**Exercise description**: Every entry should be repeated exactly. Omit the pictures.
▬▬▬▬▬▬
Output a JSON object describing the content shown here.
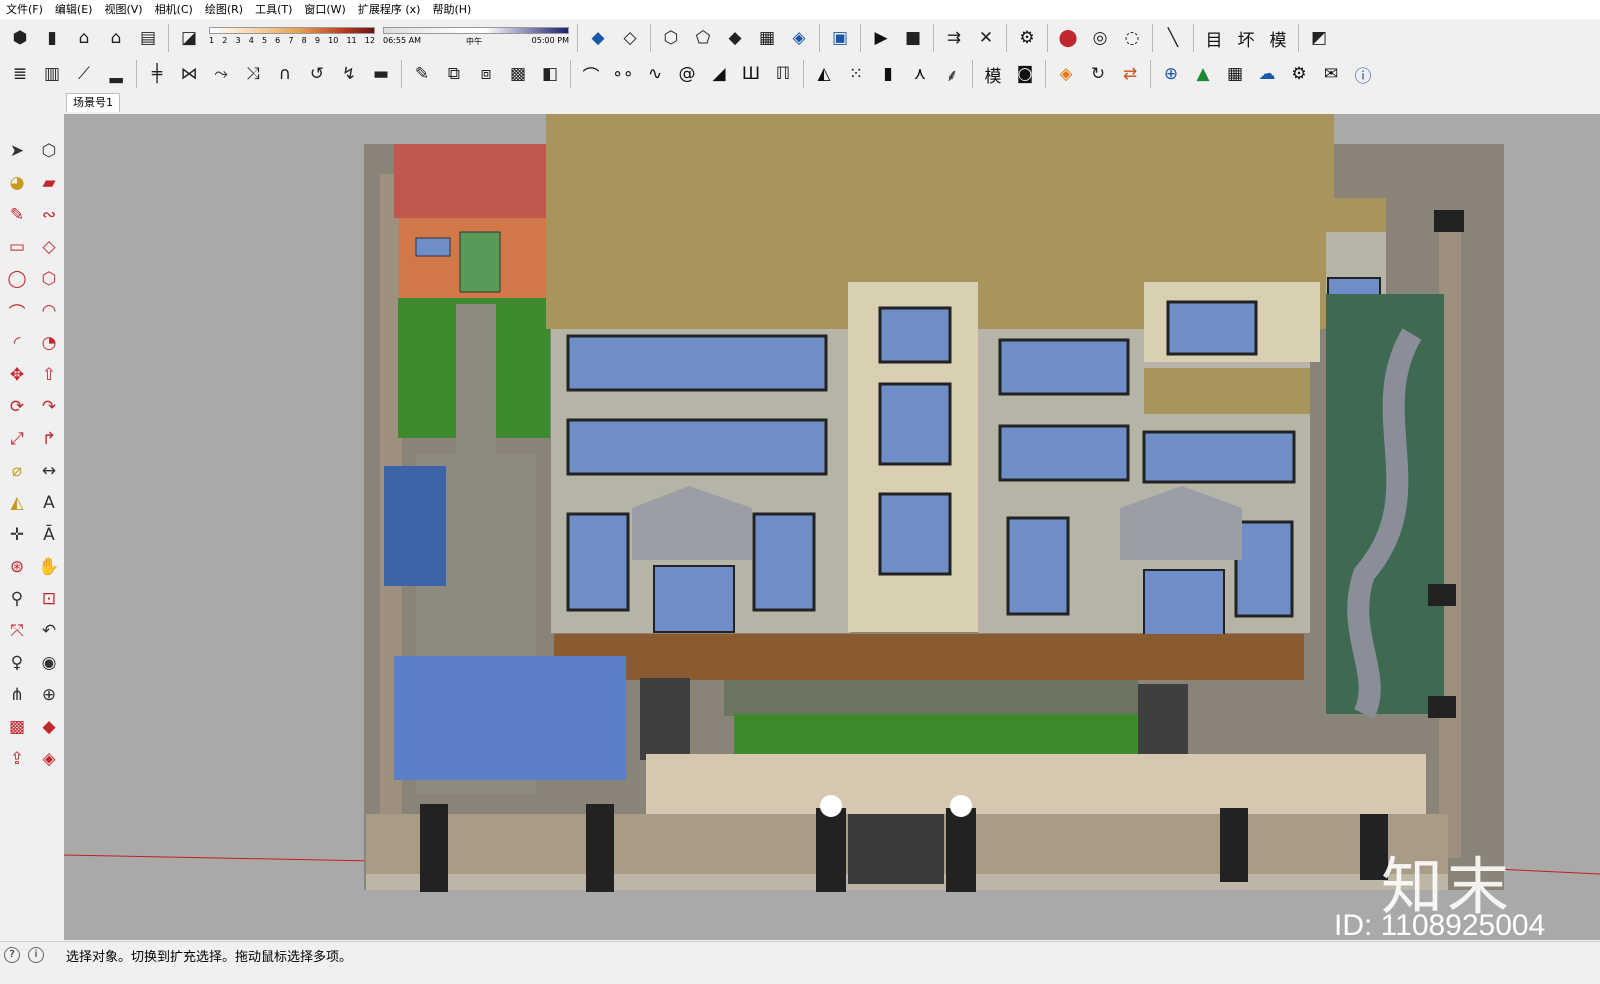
{
  "menubar": {
    "items": [
      "文件(F)",
      "编辑(E)",
      "视图(V)",
      "相机(C)",
      "绘图(R)",
      "工具(T)",
      "窗口(W)",
      "扩展程序 (x)",
      "帮助(H)"
    ]
  },
  "toolbar_top": {
    "shadow_scale": [
      "1",
      "2",
      "3",
      "4",
      "5",
      "6",
      "7",
      "8",
      "9",
      "10",
      "11",
      "12"
    ],
    "time_start": "06:55 AM",
    "time_mid": "中午",
    "time_end": "05:00 PM",
    "text_buttons": [
      "目",
      "坏",
      "模"
    ],
    "text_buttons_2": [
      "模"
    ]
  },
  "scene_tabs": [
    "场景号1"
  ],
  "status": {
    "message": "选择对象。切换到扩充选择。拖动鼠标选择多项。",
    "icon_a": "?",
    "icon_b": "i"
  },
  "watermark": {
    "brand": "知末",
    "id": "ID: 1108925004"
  },
  "colors": {
    "viewport_bg": "#a9a9a9",
    "roof": "#a8955d",
    "wall": "#b6b4a6",
    "window": "#6f8ec9",
    "grass": "#3d8a2f",
    "deck": "#8a5a30"
  }
}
▬▬▬▬▬▬
**Exercise output**:
Output a JSON object describing the content shown here.
{
  "menubar": {
    "items": [
      "文件(F)",
      "编辑(E)",
      "视图(V)",
      "相机(C)",
      "绘图(R)",
      "工具(T)",
      "窗口(W)",
      "扩展程序 (x)",
      "帮助(H)"
    ]
  },
  "toolbar_top": {
    "shadow_scale": [
      "1",
      "2",
      "3",
      "4",
      "5",
      "6",
      "7",
      "8",
      "9",
      "10",
      "11",
      "12"
    ],
    "time_start": "06:55 AM",
    "time_mid": "中午",
    "time_end": "05:00 PM",
    "text_buttons": [
      "目",
      "坏",
      "模"
    ],
    "text_buttons_2": [
      "模"
    ]
  },
  "scene_tabs": [
    "场景号1"
  ],
  "status": {
    "message": "选择对象。切换到扩充选择。拖动鼠标选择多项。",
    "icon_a": "?",
    "icon_b": "i"
  },
  "watermark": {
    "brand": "知末",
    "id": "ID: 1108925004"
  },
  "colors": {
    "viewport_bg": "#a9a9a9",
    "roof": "#a8955d",
    "wall": "#b6b4a6",
    "window": "#6f8ec9",
    "grass": "#3d8a2f",
    "deck": "#8a5a30"
  }
}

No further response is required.